> _SHORT TASK_
Exact repetition of every entry is required.

> _DATA LISTING_

------------------------------

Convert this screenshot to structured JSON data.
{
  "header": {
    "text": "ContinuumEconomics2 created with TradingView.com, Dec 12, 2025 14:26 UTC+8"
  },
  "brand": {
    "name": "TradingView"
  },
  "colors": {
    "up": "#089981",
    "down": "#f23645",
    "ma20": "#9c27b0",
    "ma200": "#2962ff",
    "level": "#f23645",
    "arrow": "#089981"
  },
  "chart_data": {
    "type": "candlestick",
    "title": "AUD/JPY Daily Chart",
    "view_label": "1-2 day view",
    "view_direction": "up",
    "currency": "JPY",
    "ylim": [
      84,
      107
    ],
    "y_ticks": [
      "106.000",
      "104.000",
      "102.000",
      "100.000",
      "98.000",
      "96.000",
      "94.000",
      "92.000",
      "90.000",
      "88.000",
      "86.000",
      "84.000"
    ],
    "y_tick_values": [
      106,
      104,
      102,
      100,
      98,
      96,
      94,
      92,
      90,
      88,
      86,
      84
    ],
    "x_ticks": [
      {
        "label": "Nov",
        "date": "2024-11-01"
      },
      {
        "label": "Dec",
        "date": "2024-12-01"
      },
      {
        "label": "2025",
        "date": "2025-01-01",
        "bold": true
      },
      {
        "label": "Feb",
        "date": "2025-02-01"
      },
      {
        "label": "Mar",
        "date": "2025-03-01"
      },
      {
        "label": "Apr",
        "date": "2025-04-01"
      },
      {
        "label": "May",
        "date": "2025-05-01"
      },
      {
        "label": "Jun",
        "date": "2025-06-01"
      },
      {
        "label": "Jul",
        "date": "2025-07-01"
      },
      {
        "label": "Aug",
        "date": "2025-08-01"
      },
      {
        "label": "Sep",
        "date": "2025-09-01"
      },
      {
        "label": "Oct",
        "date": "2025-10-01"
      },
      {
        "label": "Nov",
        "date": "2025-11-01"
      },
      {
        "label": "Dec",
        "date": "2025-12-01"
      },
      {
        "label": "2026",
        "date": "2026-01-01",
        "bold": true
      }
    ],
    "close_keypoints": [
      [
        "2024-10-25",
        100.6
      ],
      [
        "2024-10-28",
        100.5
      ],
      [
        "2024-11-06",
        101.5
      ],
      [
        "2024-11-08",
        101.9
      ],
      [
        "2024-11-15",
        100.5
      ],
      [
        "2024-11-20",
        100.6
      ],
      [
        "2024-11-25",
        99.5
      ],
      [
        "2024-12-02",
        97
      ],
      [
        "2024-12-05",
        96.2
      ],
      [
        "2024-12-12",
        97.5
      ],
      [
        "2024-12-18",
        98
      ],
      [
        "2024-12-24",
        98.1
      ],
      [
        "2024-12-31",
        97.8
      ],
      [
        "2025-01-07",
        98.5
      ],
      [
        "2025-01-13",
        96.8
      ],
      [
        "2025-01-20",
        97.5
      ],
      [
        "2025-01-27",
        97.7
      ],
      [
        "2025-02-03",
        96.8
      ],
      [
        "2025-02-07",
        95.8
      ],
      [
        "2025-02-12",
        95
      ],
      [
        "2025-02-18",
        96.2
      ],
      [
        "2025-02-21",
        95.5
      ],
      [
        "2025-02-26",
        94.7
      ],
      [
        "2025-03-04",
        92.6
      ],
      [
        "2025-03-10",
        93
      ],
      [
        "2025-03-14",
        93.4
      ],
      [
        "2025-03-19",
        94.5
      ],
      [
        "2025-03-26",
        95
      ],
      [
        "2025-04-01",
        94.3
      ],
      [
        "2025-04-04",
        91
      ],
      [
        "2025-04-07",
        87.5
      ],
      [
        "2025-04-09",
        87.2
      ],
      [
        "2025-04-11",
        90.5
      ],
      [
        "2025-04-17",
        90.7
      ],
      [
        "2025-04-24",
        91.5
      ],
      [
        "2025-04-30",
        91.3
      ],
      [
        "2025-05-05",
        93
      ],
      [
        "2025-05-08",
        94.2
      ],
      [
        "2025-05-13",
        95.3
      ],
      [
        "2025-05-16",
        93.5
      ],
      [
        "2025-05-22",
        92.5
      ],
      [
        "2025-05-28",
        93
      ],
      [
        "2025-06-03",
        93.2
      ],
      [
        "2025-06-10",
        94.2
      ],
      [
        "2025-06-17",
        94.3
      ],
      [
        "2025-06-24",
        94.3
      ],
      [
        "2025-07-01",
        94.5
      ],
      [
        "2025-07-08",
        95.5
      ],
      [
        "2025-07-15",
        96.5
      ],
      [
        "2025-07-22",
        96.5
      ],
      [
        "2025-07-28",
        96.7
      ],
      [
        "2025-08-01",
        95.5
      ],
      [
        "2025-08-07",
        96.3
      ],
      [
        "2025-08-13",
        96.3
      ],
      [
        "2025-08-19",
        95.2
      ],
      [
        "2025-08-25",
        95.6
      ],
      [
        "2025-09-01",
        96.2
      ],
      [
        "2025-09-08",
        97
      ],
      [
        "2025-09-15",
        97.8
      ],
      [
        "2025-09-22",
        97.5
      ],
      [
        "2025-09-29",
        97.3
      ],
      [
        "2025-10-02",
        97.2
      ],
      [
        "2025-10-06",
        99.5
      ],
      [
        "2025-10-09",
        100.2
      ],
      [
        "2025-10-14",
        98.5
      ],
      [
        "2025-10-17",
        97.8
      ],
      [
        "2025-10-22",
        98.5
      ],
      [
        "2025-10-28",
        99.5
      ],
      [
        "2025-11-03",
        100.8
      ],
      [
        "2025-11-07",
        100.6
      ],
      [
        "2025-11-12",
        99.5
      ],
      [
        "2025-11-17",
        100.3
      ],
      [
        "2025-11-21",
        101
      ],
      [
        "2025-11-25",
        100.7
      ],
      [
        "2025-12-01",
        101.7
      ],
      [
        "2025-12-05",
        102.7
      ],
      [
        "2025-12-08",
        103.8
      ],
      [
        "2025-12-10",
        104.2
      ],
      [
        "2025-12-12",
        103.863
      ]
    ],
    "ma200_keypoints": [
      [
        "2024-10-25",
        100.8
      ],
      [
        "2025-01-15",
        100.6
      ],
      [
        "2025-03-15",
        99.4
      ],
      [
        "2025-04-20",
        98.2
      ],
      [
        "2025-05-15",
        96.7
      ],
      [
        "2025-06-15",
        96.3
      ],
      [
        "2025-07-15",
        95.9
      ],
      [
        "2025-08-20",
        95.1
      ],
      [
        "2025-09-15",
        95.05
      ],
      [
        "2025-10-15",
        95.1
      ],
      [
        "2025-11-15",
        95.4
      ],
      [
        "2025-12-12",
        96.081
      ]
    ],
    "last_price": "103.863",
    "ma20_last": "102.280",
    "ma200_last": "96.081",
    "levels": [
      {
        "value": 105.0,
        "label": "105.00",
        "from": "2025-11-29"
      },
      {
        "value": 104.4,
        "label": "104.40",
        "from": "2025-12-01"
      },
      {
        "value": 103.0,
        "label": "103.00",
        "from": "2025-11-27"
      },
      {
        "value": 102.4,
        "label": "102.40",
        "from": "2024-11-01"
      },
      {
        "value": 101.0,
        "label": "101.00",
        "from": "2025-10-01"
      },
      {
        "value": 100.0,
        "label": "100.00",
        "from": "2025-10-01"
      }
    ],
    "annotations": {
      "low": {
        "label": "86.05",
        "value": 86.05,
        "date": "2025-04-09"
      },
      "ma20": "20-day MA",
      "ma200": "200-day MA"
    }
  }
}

------------------------------

> _RIGHT ANSWER_
Convert this screenshot to structured JSON data.
{
  "header": {
    "text": "ContinuumEconomics2 created with TradingView.com, Dec 12, 2025 14:26 UTC+8"
  },
  "brand": {
    "name": "TradingView"
  },
  "colors": {
    "up": "#089981",
    "down": "#f23645",
    "ma20": "#9c27b0",
    "ma200": "#2962ff",
    "level": "#f23645",
    "arrow": "#089981"
  },
  "chart_data": {
    "type": "candlestick",
    "title": "AUD/JPY Daily Chart",
    "view_label": "1-2 day view",
    "view_direction": "up",
    "currency": "JPY",
    "ylim": [
      84,
      107
    ],
    "y_ticks": [
      "106.000",
      "104.000",
      "102.000",
      "100.000",
      "98.000",
      "96.000",
      "94.000",
      "92.000",
      "90.000",
      "88.000",
      "86.000",
      "84.000"
    ],
    "y_tick_values": [
      106,
      104,
      102,
      100,
      98,
      96,
      94,
      92,
      90,
      88,
      86,
      84
    ],
    "x_ticks": [
      {
        "label": "Nov",
        "date": "2024-11-01"
      },
      {
        "label": "Dec",
        "date": "2024-12-01"
      },
      {
        "label": "2025",
        "date": "2025-01-01",
        "bold": true
      },
      {
        "label": "Feb",
        "date": "2025-02-01"
      },
      {
        "label": "Mar",
        "date": "2025-03-01"
      },
      {
        "label": "Apr",
        "date": "2025-04-01"
      },
      {
        "label": "May",
        "date": "2025-05-01"
      },
      {
        "label": "Jun",
        "date": "2025-06-01"
      },
      {
        "label": "Jul",
        "date": "2025-07-01"
      },
      {
        "label": "Aug",
        "date": "2025-08-01"
      },
      {
        "label": "Sep",
        "date": "2025-09-01"
      },
      {
        "label": "Oct",
        "date": "2025-10-01"
      },
      {
        "label": "Nov",
        "date": "2025-11-01"
      },
      {
        "label": "Dec",
        "date": "2025-12-01"
      },
      {
        "label": "2026",
        "date": "2026-01-01",
        "bold": true
      }
    ],
    "close_keypoints": [
      [
        "2024-10-25",
        100.6
      ],
      [
        "2024-10-28",
        100.5
      ],
      [
        "2024-11-06",
        101.5
      ],
      [
        "2024-11-08",
        101.9
      ],
      [
        "2024-11-15",
        100.5
      ],
      [
        "2024-11-20",
        100.6
      ],
      [
        "2024-11-25",
        99.5
      ],
      [
        "2024-12-02",
        97
      ],
      [
        "2024-12-05",
        96.2
      ],
      [
        "2024-12-12",
        97.5
      ],
      [
        "2024-12-18",
        98
      ],
      [
        "2024-12-24",
        98.1
      ],
      [
        "2024-12-31",
        97.8
      ],
      [
        "2025-01-07",
        98.5
      ],
      [
        "2025-01-13",
        96.8
      ],
      [
        "2025-01-20",
        97.5
      ],
      [
        "2025-01-27",
        97.7
      ],
      [
        "2025-02-03",
        96.8
      ],
      [
        "2025-02-07",
        95.8
      ],
      [
        "2025-02-12",
        95
      ],
      [
        "2025-02-18",
        96.2
      ],
      [
        "2025-02-21",
        95.5
      ],
      [
        "2025-02-26",
        94.7
      ],
      [
        "2025-03-04",
        92.6
      ],
      [
        "2025-03-10",
        93
      ],
      [
        "2025-03-14",
        93.4
      ],
      [
        "2025-03-19",
        94.5
      ],
      [
        "2025-03-26",
        95
      ],
      [
        "2025-04-01",
        94.3
      ],
      [
        "2025-04-04",
        91
      ],
      [
        "2025-04-07",
        87.5
      ],
      [
        "2025-04-09",
        87.2
      ],
      [
        "2025-04-11",
        90.5
      ],
      [
        "2025-04-17",
        90.7
      ],
      [
        "2025-04-24",
        91.5
      ],
      [
        "2025-04-30",
        91.3
      ],
      [
        "2025-05-05",
        93
      ],
      [
        "2025-05-08",
        94.2
      ],
      [
        "2025-05-13",
        95.3
      ],
      [
        "2025-05-16",
        93.5
      ],
      [
        "2025-05-22",
        92.5
      ],
      [
        "2025-05-28",
        93
      ],
      [
        "2025-06-03",
        93.2
      ],
      [
        "2025-06-10",
        94.2
      ],
      [
        "2025-06-17",
        94.3
      ],
      [
        "2025-06-24",
        94.3
      ],
      [
        "2025-07-01",
        94.5
      ],
      [
        "2025-07-08",
        95.5
      ],
      [
        "2025-07-15",
        96.5
      ],
      [
        "2025-07-22",
        96.5
      ],
      [
        "2025-07-28",
        96.7
      ],
      [
        "2025-08-01",
        95.5
      ],
      [
        "2025-08-07",
        96.3
      ],
      [
        "2025-08-13",
        96.3
      ],
      [
        "2025-08-19",
        95.2
      ],
      [
        "2025-08-25",
        95.6
      ],
      [
        "2025-09-01",
        96.2
      ],
      [
        "2025-09-08",
        97
      ],
      [
        "2025-09-15",
        97.8
      ],
      [
        "2025-09-22",
        97.5
      ],
      [
        "2025-09-29",
        97.3
      ],
      [
        "2025-10-02",
        97.2
      ],
      [
        "2025-10-06",
        99.5
      ],
      [
        "2025-10-09",
        100.2
      ],
      [
        "2025-10-14",
        98.5
      ],
      [
        "2025-10-17",
        97.8
      ],
      [
        "2025-10-22",
        98.5
      ],
      [
        "2025-10-28",
        99.5
      ],
      [
        "2025-11-03",
        100.8
      ],
      [
        "2025-11-07",
        100.6
      ],
      [
        "2025-11-12",
        99.5
      ],
      [
        "2025-11-17",
        100.3
      ],
      [
        "2025-11-21",
        101
      ],
      [
        "2025-11-25",
        100.7
      ],
      [
        "2025-12-01",
        101.7
      ],
      [
        "2025-12-05",
        102.7
      ],
      [
        "2025-12-08",
        103.8
      ],
      [
        "2025-12-10",
        104.2
      ],
      [
        "2025-12-12",
        103.863
      ]
    ],
    "ma200_keypoints": [
      [
        "2024-10-25",
        100.8
      ],
      [
        "2025-01-15",
        100.6
      ],
      [
        "2025-03-15",
        99.4
      ],
      [
        "2025-04-20",
        98.2
      ],
      [
        "2025-05-15",
        96.7
      ],
      [
        "2025-06-15",
        96.3
      ],
      [
        "2025-07-15",
        95.9
      ],
      [
        "2025-08-20",
        95.1
      ],
      [
        "2025-09-15",
        95.05
      ],
      [
        "2025-10-15",
        95.1
      ],
      [
        "2025-11-15",
        95.4
      ],
      [
        "2025-12-12",
        96.081
      ]
    ],
    "last_price": "103.863",
    "ma20_last": "102.280",
    "ma200_last": "96.081",
    "levels": [
      {
        "value": 105.0,
        "label": "105.00",
        "from": "2025-11-29"
      },
      {
        "value": 104.4,
        "label": "104.40",
        "from": "2025-12-01"
      },
      {
        "value": 103.0,
        "label": "103.00",
        "from": "2025-11-27"
      },
      {
        "value": 102.4,
        "label": "102.40",
        "from": "2024-11-01"
      },
      {
        "value": 101.0,
        "label": "101.00",
        "from": "2025-10-01"
      },
      {
        "value": 100.0,
        "label": "100.00",
        "from": "2025-10-01"
      }
    ],
    "annotations": {
      "low": {
        "label": "86.05",
        "value": 86.05,
        "date": "2025-04-09"
      },
      "ma20": "20-day MA",
      "ma200": "200-day MA"
    }
  }
}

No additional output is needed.